From the line containing "Convert this document image to plain text." to the last line of the data below, copy everything exactly and nothing else; pictures stay out.
start Provided entries
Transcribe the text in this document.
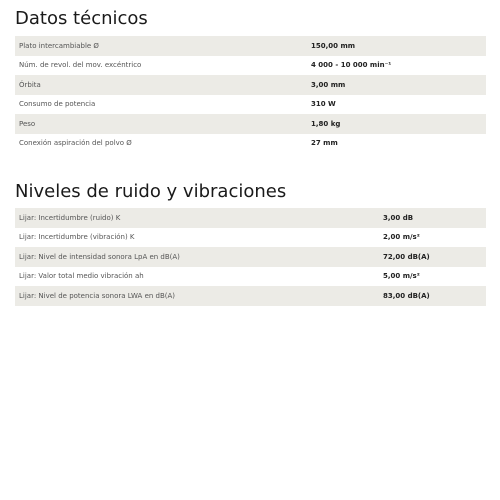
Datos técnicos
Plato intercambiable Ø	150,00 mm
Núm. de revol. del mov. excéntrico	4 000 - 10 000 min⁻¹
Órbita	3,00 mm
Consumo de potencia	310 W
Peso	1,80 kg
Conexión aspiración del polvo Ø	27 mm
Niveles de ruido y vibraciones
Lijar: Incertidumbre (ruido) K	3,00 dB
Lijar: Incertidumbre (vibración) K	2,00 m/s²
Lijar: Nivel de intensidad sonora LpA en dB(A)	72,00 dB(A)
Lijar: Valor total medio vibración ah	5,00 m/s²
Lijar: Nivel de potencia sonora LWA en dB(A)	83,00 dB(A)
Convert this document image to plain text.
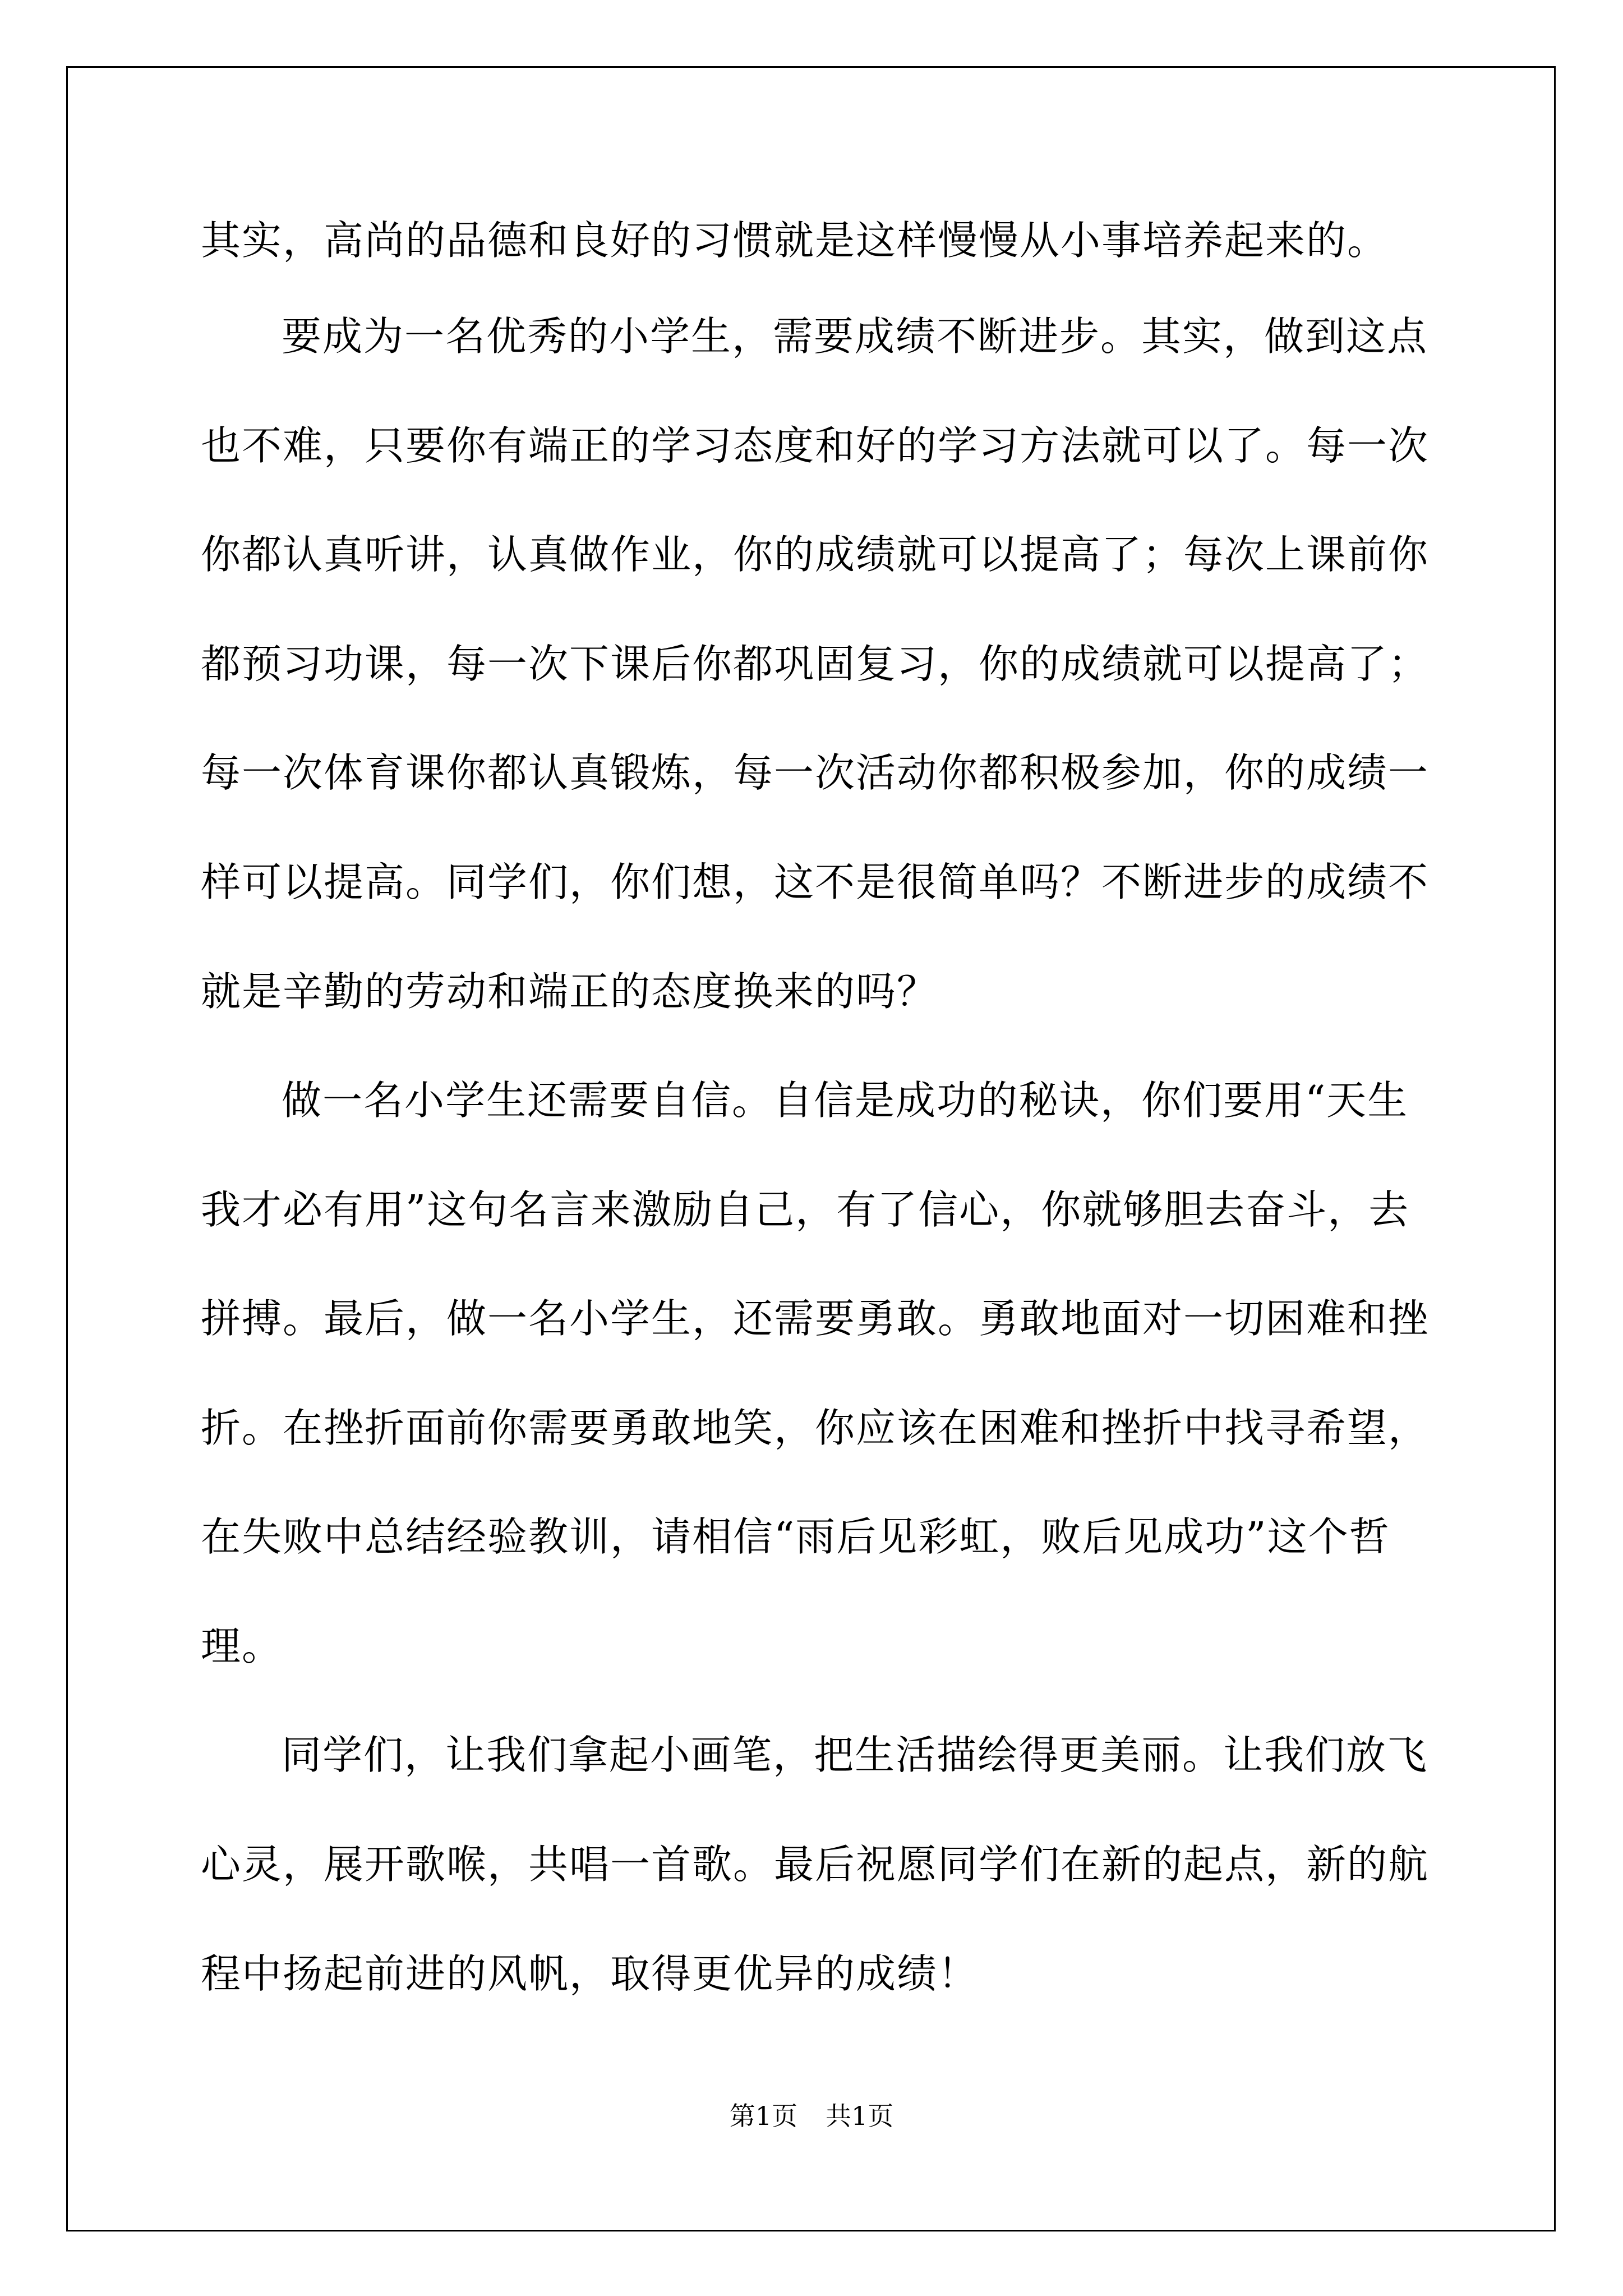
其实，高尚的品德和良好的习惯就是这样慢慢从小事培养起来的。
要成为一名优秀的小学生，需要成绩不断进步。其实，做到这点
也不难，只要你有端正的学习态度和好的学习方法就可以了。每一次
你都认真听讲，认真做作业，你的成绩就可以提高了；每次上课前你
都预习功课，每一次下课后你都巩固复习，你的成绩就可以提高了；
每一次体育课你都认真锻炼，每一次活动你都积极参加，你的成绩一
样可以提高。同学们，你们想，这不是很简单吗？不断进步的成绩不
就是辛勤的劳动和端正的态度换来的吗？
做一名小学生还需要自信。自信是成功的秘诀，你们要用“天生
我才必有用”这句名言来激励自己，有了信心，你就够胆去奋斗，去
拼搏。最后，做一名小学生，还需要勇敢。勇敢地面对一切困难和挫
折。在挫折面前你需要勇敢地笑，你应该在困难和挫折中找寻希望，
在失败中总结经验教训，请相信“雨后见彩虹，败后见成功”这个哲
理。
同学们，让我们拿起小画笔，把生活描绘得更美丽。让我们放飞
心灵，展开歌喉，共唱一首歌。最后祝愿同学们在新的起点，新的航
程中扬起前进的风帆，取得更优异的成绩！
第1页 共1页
end Provided entries
[Exercise output]
Convert this document image to plain text.
其实，高尚的品德和良好的习惯就是这样慢慢从小事培养起来的。
要成为一名优秀的小学生，需要成绩不断进步。其实，做到这点
也不难，只要你有端正的学习态度和好的学习方法就可以了。每一次
你都认真听讲，认真做作业，你的成绩就可以提高了；每次上课前你
都预习功课，每一次下课后你都巩固复习，你的成绩就可以提高了；
每一次体育课你都认真锻炼，每一次活动你都积极参加，你的成绩一
样可以提高。同学们，你们想，这不是很简单吗？不断进步的成绩不
就是辛勤的劳动和端正的态度换来的吗？
做一名小学生还需要自信。自信是成功的秘诀，你们要用“天生
我才必有用”这句名言来激励自己，有了信心，你就够胆去奋斗，去
拼搏。最后，做一名小学生，还需要勇敢。勇敢地面对一切困难和挫
折。在挫折面前你需要勇敢地笑，你应该在困难和挫折中找寻希望，
在失败中总结经验教训，请相信“雨后见彩虹，败后见成功”这个哲
理。
同学们，让我们拿起小画笔，把生活描绘得更美丽。让我们放飞
心灵，展开歌喉，共唱一首歌。最后祝愿同学们在新的起点，新的航
程中扬起前进的风帆，取得更优异的成绩！
第1页 共1页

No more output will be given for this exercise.